### EXERCISE REQUIREMENTS
With the pictures left out, copy the listing below exactly.

### Collected data
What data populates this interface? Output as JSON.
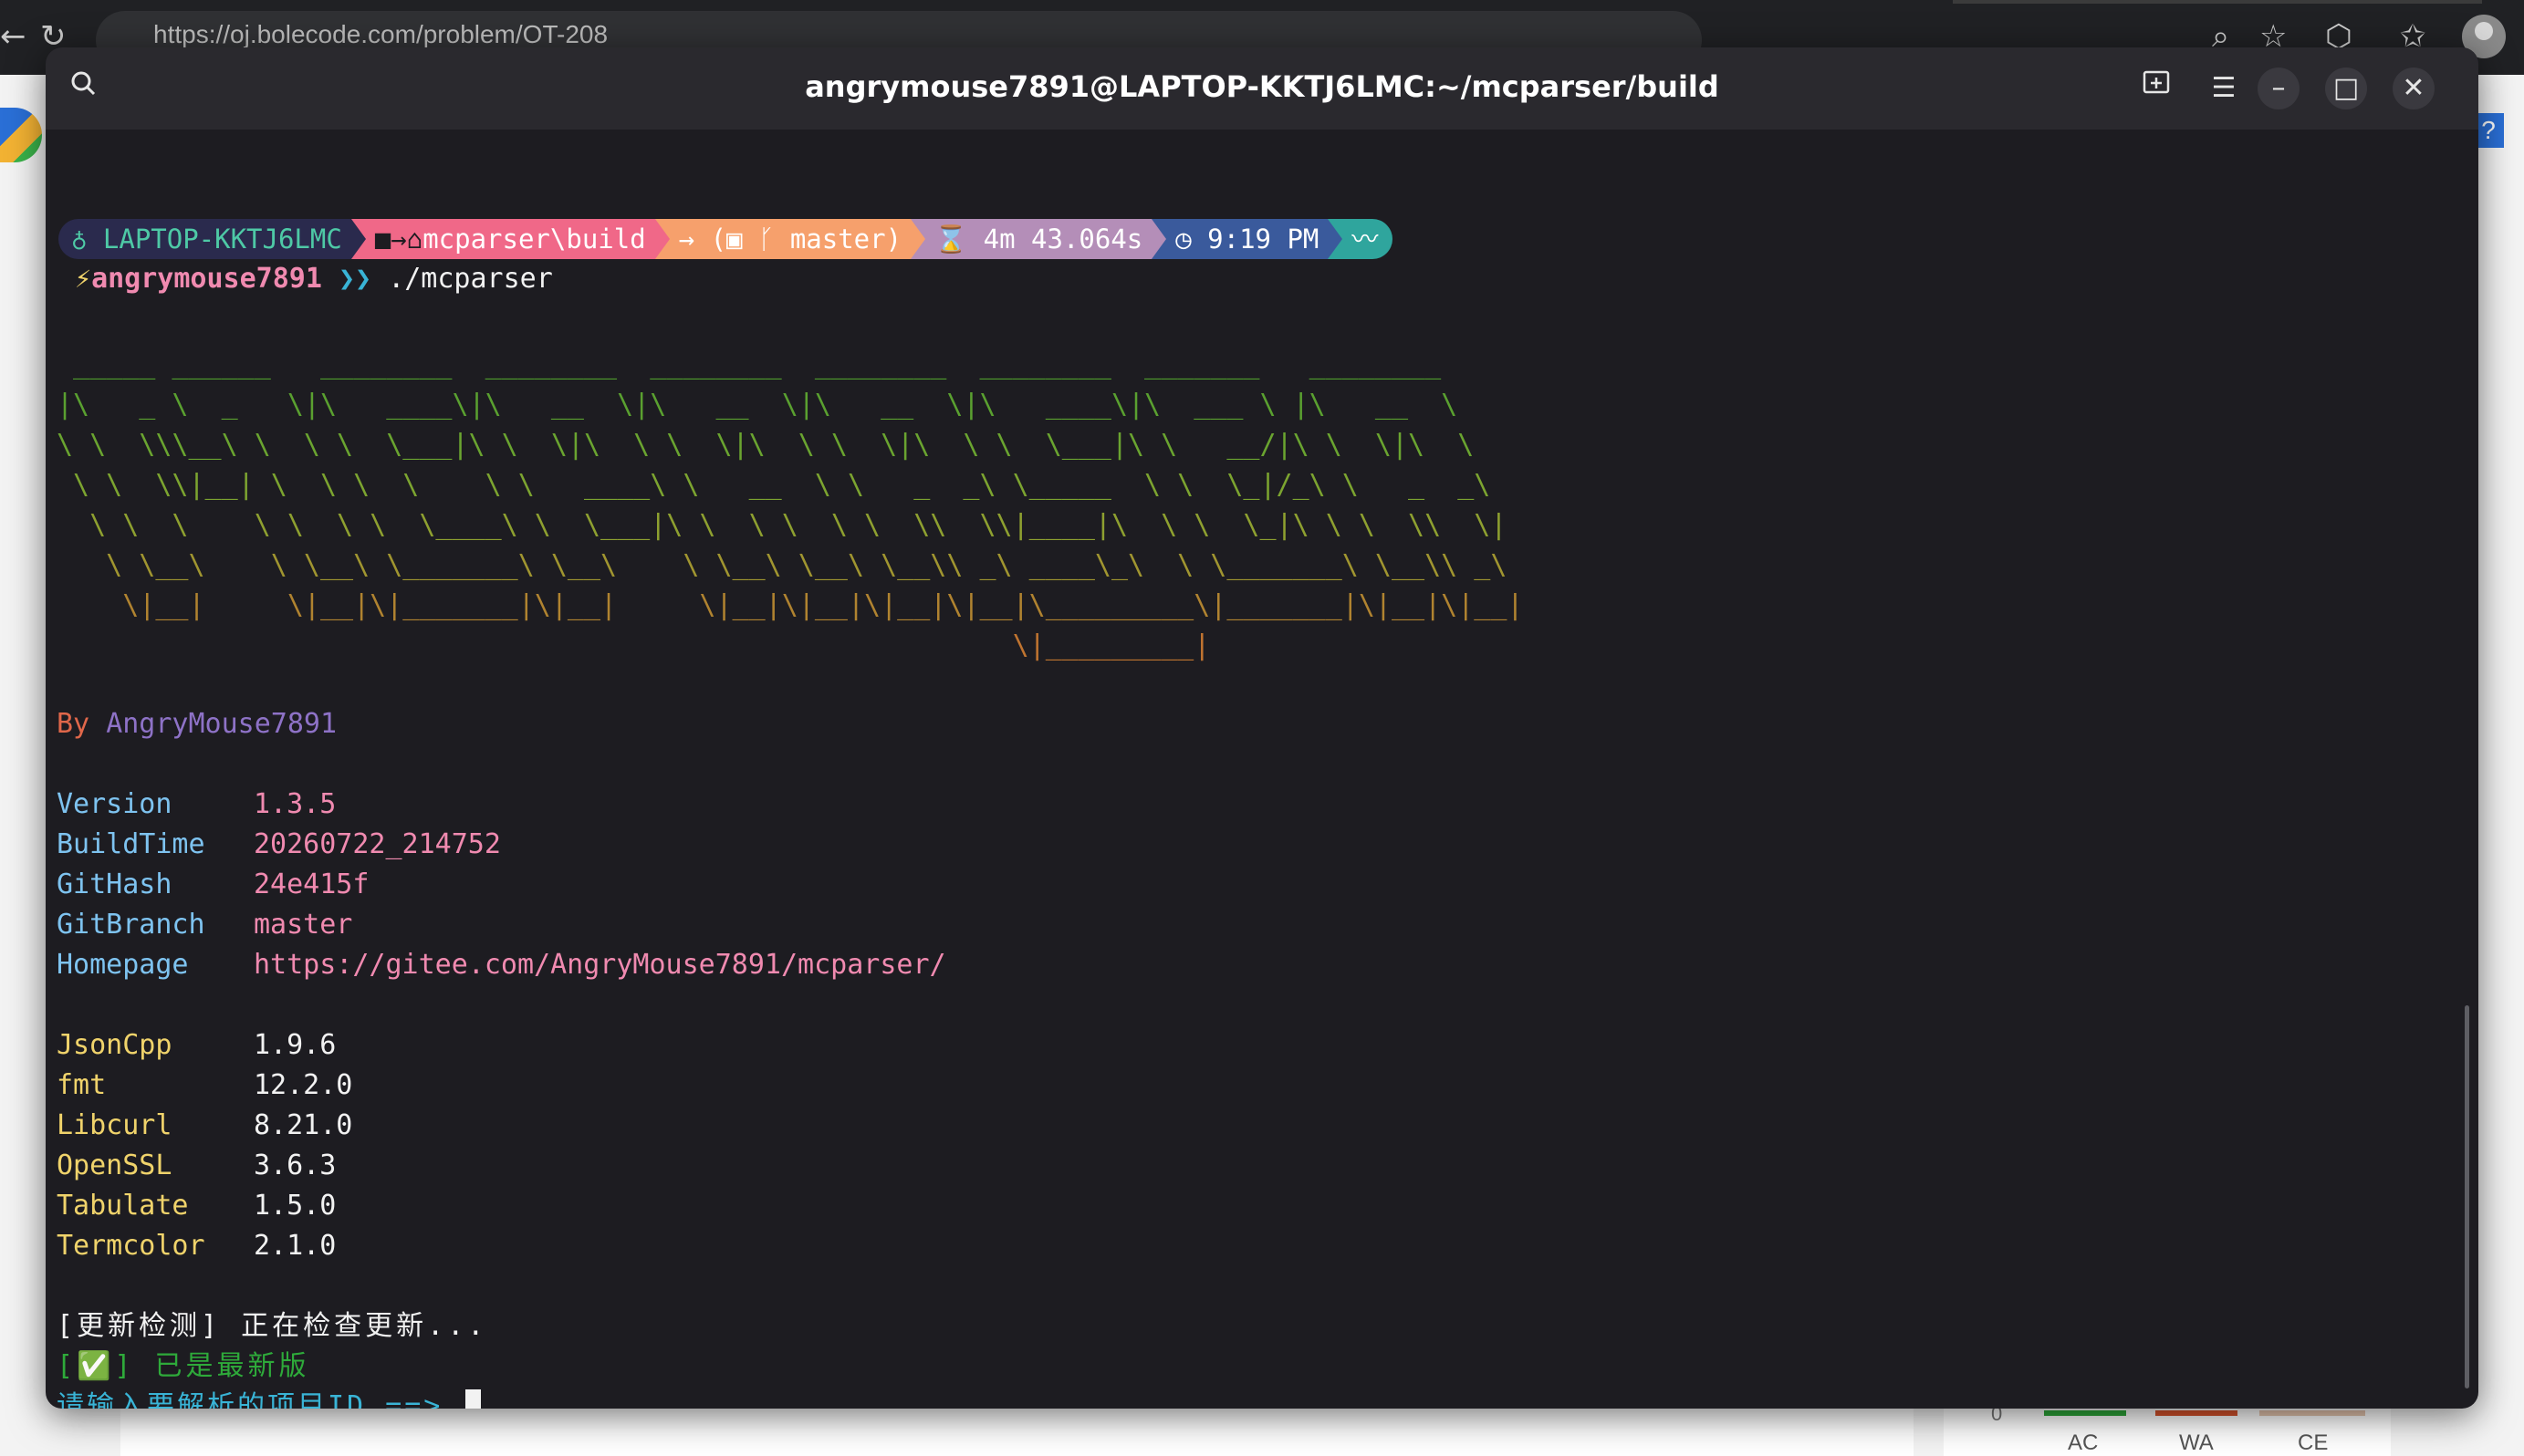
{
  "browser": {
    "url": "https://oj.bolecode.com/problem/OT-208",
    "help_label": "?",
    "mini_chart": {
      "zero": "0",
      "labels": [
        "AC",
        "WA",
        "CE"
      ]
    }
  },
  "window": {
    "title": "angrymouse7891@LAPTOP-KKTJ6LMC:~/mcparser/build",
    "buttons": {
      "minimize": "–",
      "maximize": "□",
      "close": "✕"
    }
  },
  "prompt": {
    "host": "LAPTOP-KKTJ6LMC",
    "path": "mcparser\\build",
    "branch": "master",
    "duration": "4m 43.064s",
    "clock": "9:19 PM",
    "user": "angrymouse7891",
    "command": "./mcparser"
  },
  "ascii_art": [
    " _____ ______   ________  ________  ________  ________  ________  _______   ________",
    "|\\   _ \\  _   \\|\\   ____\\|\\   __  \\|\\   __  \\|\\   __  \\|\\   ____\\|\\  ___ \\ |\\   __  \\",
    "\\ \\  \\\\\\__\\ \\  \\ \\  \\___|\\ \\  \\|\\  \\ \\  \\|\\  \\ \\  \\|\\  \\ \\  \\___|\\ \\   __/|\\ \\  \\|\\  \\",
    " \\ \\  \\\\|__| \\  \\ \\  \\    \\ \\   ____\\ \\   __  \\ \\   _  _\\ \\_____  \\ \\  \\_|/_\\ \\   _  _\\",
    "  \\ \\  \\    \\ \\  \\ \\  \\____\\ \\  \\___|\\ \\  \\ \\  \\ \\  \\\\  \\\\|____|\\  \\ \\  \\_|\\ \\ \\  \\\\  \\|",
    "   \\ \\__\\    \\ \\__\\ \\_______\\ \\__\\    \\ \\__\\ \\__\\ \\__\\\\ _\\ ____\\_\\  \\ \\_______\\ \\__\\\\ _\\",
    "    \\|__|     \\|__|\\|_______|\\|__|     \\|__|\\|__|\\|__|\\|__|\\_________\\|_______|\\|__|\\|__|",
    "                                                          \\|_________|"
  ],
  "by": {
    "prefix": "By ",
    "author": "AngryMouse7891"
  },
  "info": [
    {
      "key": "Version",
      "value": "1.3.5"
    },
    {
      "key": "BuildTime",
      "value": "20260722_214752"
    },
    {
      "key": "GitHash",
      "value": "24e415f"
    },
    {
      "key": "GitBranch",
      "value": "master"
    },
    {
      "key": "Homepage",
      "value": "https://gitee.com/AngryMouse7891/mcparser/"
    }
  ],
  "deps": [
    {
      "key": "JsonCpp",
      "value": "1.9.6"
    },
    {
      "key": "fmt",
      "value": "12.2.0"
    },
    {
      "key": "Libcurl",
      "value": "8.21.0"
    },
    {
      "key": "OpenSSL",
      "value": "3.6.3"
    },
    {
      "key": "Tabulate",
      "value": "1.5.0"
    },
    {
      "key": "Termcolor",
      "value": "2.1.0"
    }
  ],
  "update": {
    "checking": "[更新检测] 正在检查更新...",
    "latest": "[✅] 已是最新版",
    "input_prompt": "请输入要解析的项目ID ==> "
  }
}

### RESULT OF THIS TASK
What data populates this interface? Output as JSON.
{
  "browser": {
    "url": "https://oj.bolecode.com/problem/OT-208",
    "help_label": "?",
    "mini_chart": {
      "zero": "0",
      "labels": [
        "AC",
        "WA",
        "CE"
      ]
    }
  },
  "window": {
    "title": "angrymouse7891@LAPTOP-KKTJ6LMC:~/mcparser/build",
    "buttons": {
      "minimize": "–",
      "maximize": "□",
      "close": "✕"
    }
  },
  "prompt": {
    "host": "LAPTOP-KKTJ6LMC",
    "path": "mcparser\\build",
    "branch": "master",
    "duration": "4m 43.064s",
    "clock": "9:19 PM",
    "user": "angrymouse7891",
    "command": "./mcparser"
  },
  "ascii_art": [
    " _____ ______   ________  ________  ________  ________  ________  _______   ________",
    "|\\   _ \\  _   \\|\\   ____\\|\\   __  \\|\\   __  \\|\\   __  \\|\\   ____\\|\\  ___ \\ |\\   __  \\",
    "\\ \\  \\\\\\__\\ \\  \\ \\  \\___|\\ \\  \\|\\  \\ \\  \\|\\  \\ \\  \\|\\  \\ \\  \\___|\\ \\   __/|\\ \\  \\|\\  \\",
    " \\ \\  \\\\|__| \\  \\ \\  \\    \\ \\   ____\\ \\   __  \\ \\   _  _\\ \\_____  \\ \\  \\_|/_\\ \\   _  _\\",
    "  \\ \\  \\    \\ \\  \\ \\  \\____\\ \\  \\___|\\ \\  \\ \\  \\ \\  \\\\  \\\\|____|\\  \\ \\  \\_|\\ \\ \\  \\\\  \\|",
    "   \\ \\__\\    \\ \\__\\ \\_______\\ \\__\\    \\ \\__\\ \\__\\ \\__\\\\ _\\ ____\\_\\  \\ \\_______\\ \\__\\\\ _\\",
    "    \\|__|     \\|__|\\|_______|\\|__|     \\|__|\\|__|\\|__|\\|__|\\_________\\|_______|\\|__|\\|__|",
    "                                                          \\|_________|"
  ],
  "by": {
    "prefix": "By ",
    "author": "AngryMouse7891"
  },
  "info": [
    {
      "key": "Version",
      "value": "1.3.5"
    },
    {
      "key": "BuildTime",
      "value": "20260722_214752"
    },
    {
      "key": "GitHash",
      "value": "24e415f"
    },
    {
      "key": "GitBranch",
      "value": "master"
    },
    {
      "key": "Homepage",
      "value": "https://gitee.com/AngryMouse7891/mcparser/"
    }
  ],
  "deps": [
    {
      "key": "JsonCpp",
      "value": "1.9.6"
    },
    {
      "key": "fmt",
      "value": "12.2.0"
    },
    {
      "key": "Libcurl",
      "value": "8.21.0"
    },
    {
      "key": "OpenSSL",
      "value": "3.6.3"
    },
    {
      "key": "Tabulate",
      "value": "1.5.0"
    },
    {
      "key": "Termcolor",
      "value": "2.1.0"
    }
  ],
  "update": {
    "checking": "[更新检测] 正在检查更新...",
    "latest": "[✅] 已是最新版",
    "input_prompt": "请输入要解析的项目ID ==> "
  }
}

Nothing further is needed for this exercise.